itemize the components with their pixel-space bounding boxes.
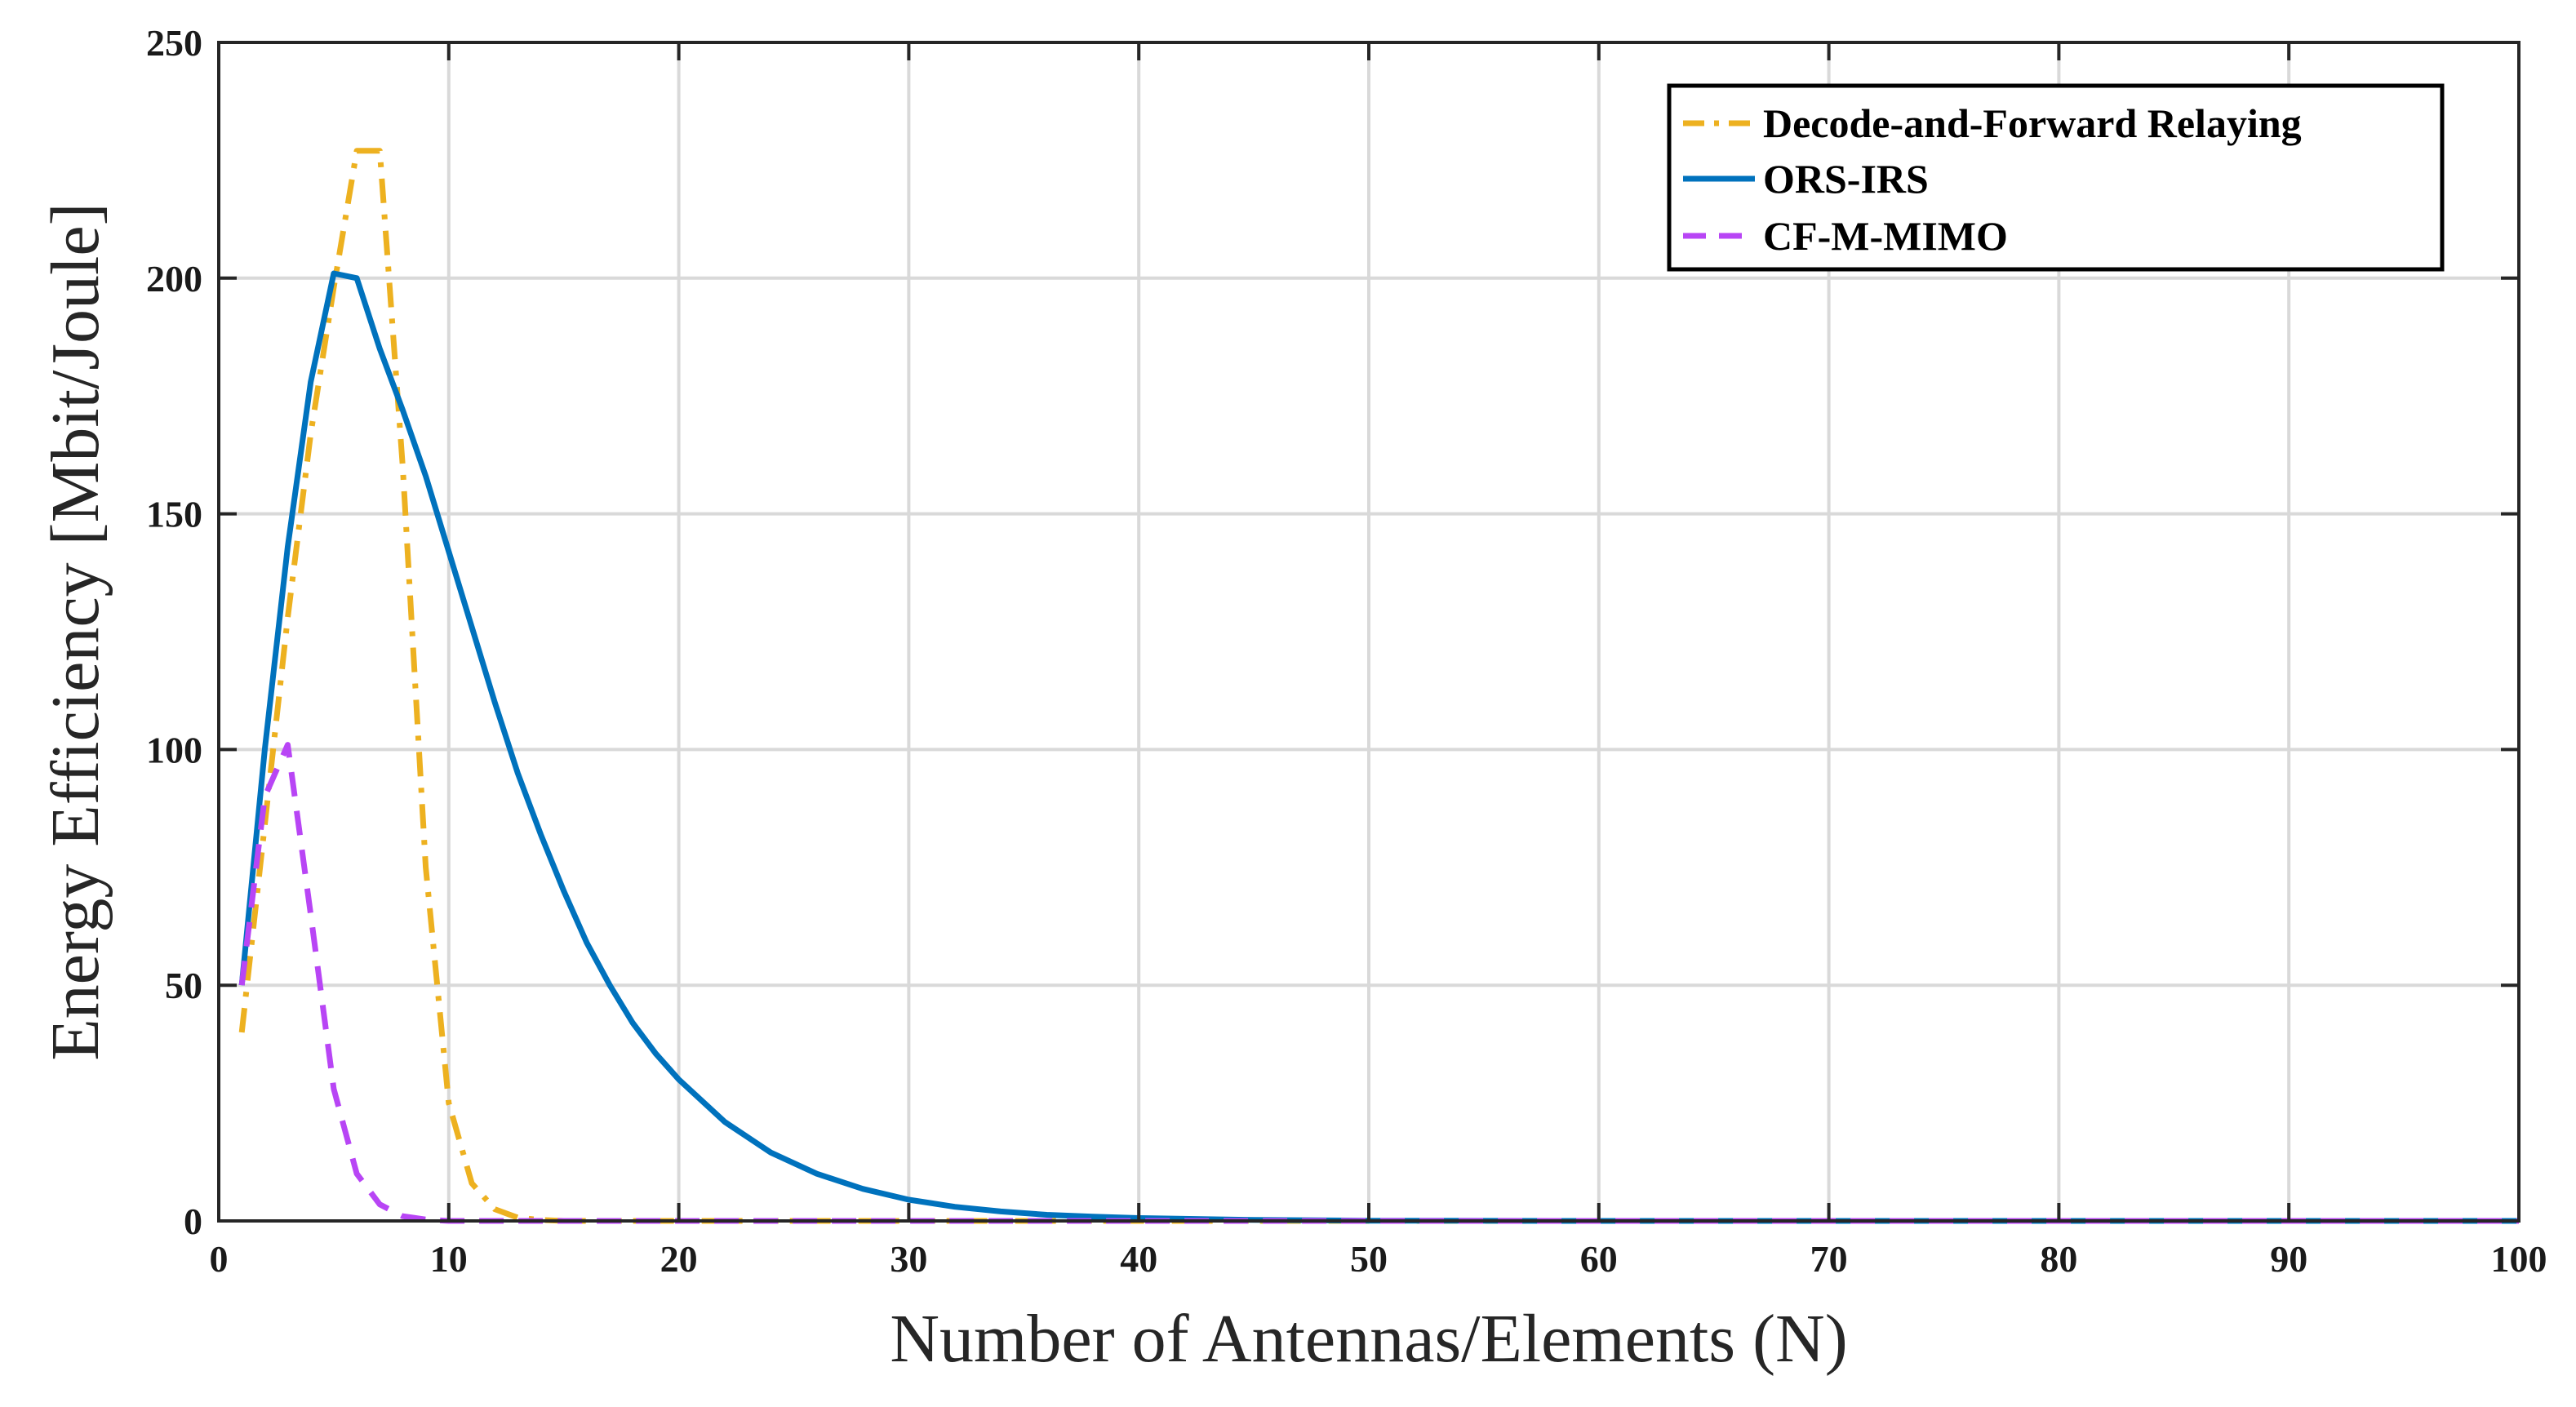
x-tick-label: 20 <box>660 1238 698 1280</box>
x-tick-label: 40 <box>1120 1238 1157 1280</box>
x-tick-label: 90 <box>2270 1238 2307 1280</box>
y-tick-label: 250 <box>146 22 202 64</box>
legend-label: Decode-and-Forward Relaying <box>1763 100 2302 146</box>
y-tick-label: 50 <box>165 965 202 1006</box>
x-tick-label: 50 <box>1350 1238 1388 1280</box>
y-tick-label: 100 <box>146 729 202 770</box>
x-tick-label: 100 <box>2491 1238 2547 1280</box>
legend-label: CF-M-MIMO <box>1763 213 2008 259</box>
x-tick-label: 30 <box>890 1238 927 1280</box>
y-tick-label: 150 <box>146 494 202 535</box>
x-tick-label: 0 <box>210 1238 229 1280</box>
legend-label: ORS-IRS <box>1763 156 1929 202</box>
legend: Decode-and-Forward Relaying ORS-IRS CF-M-M… <box>1669 86 2442 269</box>
x-tick-label: 80 <box>2040 1238 2077 1280</box>
x-tick-label: 70 <box>1810 1238 1848 1280</box>
energy-efficiency-chart: 0 10 20 30 40 50 60 70 80 90 100 0 50 100 150 200 250 N… <box>0 0 2576 1407</box>
y-tick-label: 0 <box>184 1201 202 1242</box>
y-axis-label: Energy Efficiency [Mbit/Joule] <box>38 202 113 1060</box>
x-tick-label: 60 <box>1580 1238 1618 1280</box>
x-axis-label: Number of Antennas/Elements (N) <box>890 1301 1847 1377</box>
y-tick-label: 200 <box>146 258 202 300</box>
x-tick-label: 10 <box>430 1238 468 1280</box>
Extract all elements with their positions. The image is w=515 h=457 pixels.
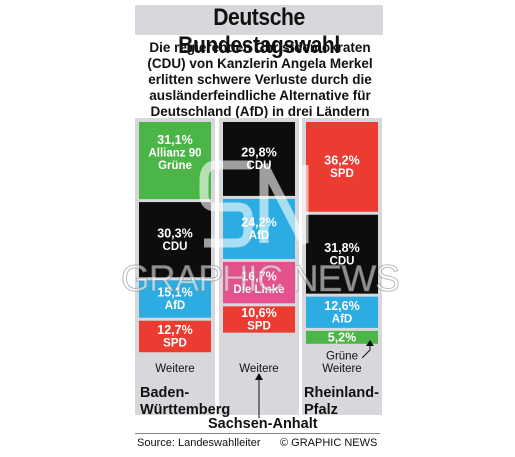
- party-label-spd: SPD: [330, 168, 354, 180]
- data-label-cdu: 30,3%: [157, 226, 192, 240]
- bar-segment-cdu: [306, 214, 378, 294]
- state-label-rheinland-pfalz: Rheinland- Pfalz: [304, 385, 379, 419]
- chart-title: Deutsche Bundestagswahl: [178, 4, 340, 59]
- party-label-cdu: CDU: [247, 160, 272, 172]
- state-label-line: Baden-: [140, 385, 190, 401]
- subtitle-line: erlitten schwere Verluste durch die: [148, 72, 372, 87]
- party-label-allianz-90-gruene: Grüne: [158, 160, 192, 172]
- data-label-gruene: 5,2%: [328, 330, 357, 344]
- party-label-cdu: CDU: [163, 241, 188, 253]
- party-label-allianz-90-gruene: Allianz 90: [148, 148, 201, 160]
- bar-segment-spd: [306, 122, 378, 212]
- data-label-spd: 12,7%: [157, 323, 192, 337]
- party-label-die-linke: Die Linke: [233, 284, 284, 296]
- credit-note: © GRAPHIC NEWS: [280, 437, 378, 449]
- party-label-spd: SPD: [247, 321, 271, 333]
- party-label-weitere: Weitere: [322, 363, 361, 375]
- title-background: [135, 5, 383, 35]
- subtitle-line: Die regierenden Christdemokraten: [149, 40, 371, 55]
- state-label-sachsen-anhalt: Sachsen-Anhalt: [208, 416, 318, 433]
- chart-subtitle: Die regierenden Christdemokraten (CDU) v…: [120, 40, 400, 120]
- data-label-spd: 36,2%: [324, 154, 359, 168]
- footer-divider: [135, 433, 380, 434]
- bar-segment-cdu: [139, 202, 211, 278]
- party-label-spd: SPD: [163, 338, 187, 350]
- subtitle-line: ausländerfeindliche Alternative für: [149, 88, 371, 103]
- state-label-line: Württemberg: [140, 402, 231, 418]
- data-label-spd: 10,6%: [241, 306, 276, 320]
- data-label-cdu: 31,8%: [324, 241, 359, 255]
- data-label-allianz-90-gruene: 31,1%: [157, 133, 192, 147]
- data-label-die-linke: 16,7%: [241, 269, 276, 283]
- state-label-line: Pfalz: [304, 402, 338, 418]
- source-note: Source: Landeswahlleiter: [137, 437, 261, 449]
- bar-segment-gruene: [306, 330, 378, 344]
- bar-segment-afd: [306, 296, 378, 328]
- party-label-afd: AfD: [165, 300, 185, 312]
- bar-segment-die-linke: [223, 261, 295, 304]
- bar-segment-allianz-90-gruene: [139, 122, 211, 200]
- gruene-pointer-head: [366, 340, 374, 346]
- state-label-line: Sachsen-Anhalt: [208, 416, 318, 432]
- party-label-weitere: Grüne: [326, 351, 358, 363]
- sachsen-anhalt-pointer-head: [255, 373, 263, 380]
- data-label-afd: 15,1%: [157, 286, 192, 300]
- bar-segment-spd: [139, 320, 211, 353]
- bar-segment-spd: [223, 306, 295, 333]
- subtitle-line: Deutschland (AfD) in drei Ländern: [150, 104, 370, 119]
- party-label-weitere: Weitere: [155, 363, 194, 375]
- state-label-line: Rheinland-: [304, 385, 379, 401]
- subtitle-line: (CDU) von Kanzlerin Angela Merkel: [147, 56, 373, 71]
- bar-segment-afd: [139, 280, 211, 318]
- bar-segment-weitere: [139, 355, 211, 382]
- party-label-afd: AfD: [332, 314, 352, 326]
- party-label-afd: AfD: [249, 230, 269, 242]
- party-label-cdu: CDU: [330, 255, 355, 267]
- data-label-afd: 24,2%: [241, 216, 276, 230]
- data-label-cdu: 29,8%: [241, 146, 276, 160]
- data-label-afd: 12,6%: [324, 299, 359, 313]
- party-label-weitere: Weitere: [239, 363, 278, 375]
- state-label-baden-wuerttemberg: Baden- Württemberg: [140, 385, 230, 419]
- bar-segment-weitere: [306, 346, 378, 382]
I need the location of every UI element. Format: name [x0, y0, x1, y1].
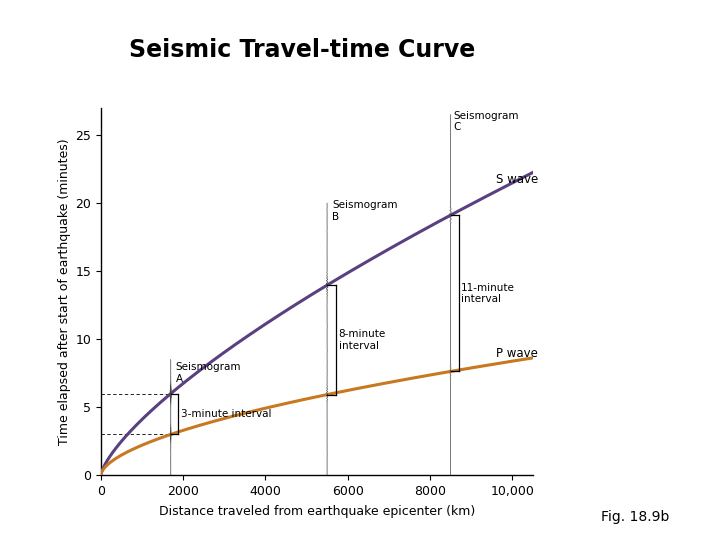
X-axis label: Distance traveled from earthquake epicenter (km): Distance traveled from earthquake epicen… — [158, 505, 475, 518]
Text: 8-minute
interval: 8-minute interval — [338, 329, 386, 350]
Text: Seismogram
B: Seismogram B — [332, 200, 397, 222]
Text: Fig. 18.9b: Fig. 18.9b — [601, 510, 670, 524]
Text: Seismogram
A: Seismogram A — [176, 362, 241, 384]
Y-axis label: Time elapsed after start of earthquake (minutes): Time elapsed after start of earthquake (… — [58, 138, 71, 445]
Text: Seismic Travel-time Curve: Seismic Travel-time Curve — [130, 38, 475, 62]
Text: S wave: S wave — [496, 173, 538, 186]
Text: P wave: P wave — [496, 347, 538, 360]
Text: 3-minute interval: 3-minute interval — [181, 409, 271, 419]
Text: Seismogram
C: Seismogram C — [454, 111, 519, 132]
Text: 11-minute
interval: 11-minute interval — [462, 282, 515, 304]
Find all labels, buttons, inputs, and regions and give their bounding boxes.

### Exercise directions
Extract, word for word, the part of the entries that opens with the line containing "X-axis label: Distance" and closes with the last line of the entries, including both of those lines.

### Exercise output
X-axis label: Distance traveled from earthquake epicenter (km): Distance traveled from earthquake epicen… — [158, 505, 475, 518]
Text: 8-minute
interval: 8-minute interval — [338, 329, 386, 350]
Text: Seismogram
B: Seismogram B — [332, 200, 397, 222]
Text: Fig. 18.9b: Fig. 18.9b — [601, 510, 670, 524]
Text: Seismogram
A: Seismogram A — [176, 362, 241, 384]
Y-axis label: Time elapsed after start of earthquake (minutes): Time elapsed after start of earthquake (… — [58, 138, 71, 445]
Text: Seismic Travel-time Curve: Seismic Travel-time Curve — [130, 38, 475, 62]
Text: S wave: S wave — [496, 173, 538, 186]
Text: P wave: P wave — [496, 347, 538, 360]
Text: 3-minute interval: 3-minute interval — [181, 409, 271, 419]
Text: Seismogram
C: Seismogram C — [454, 111, 519, 132]
Text: 11-minute
interval: 11-minute interval — [462, 282, 515, 304]
Find all labels, buttons, inputs, and regions and give their bounding boxes.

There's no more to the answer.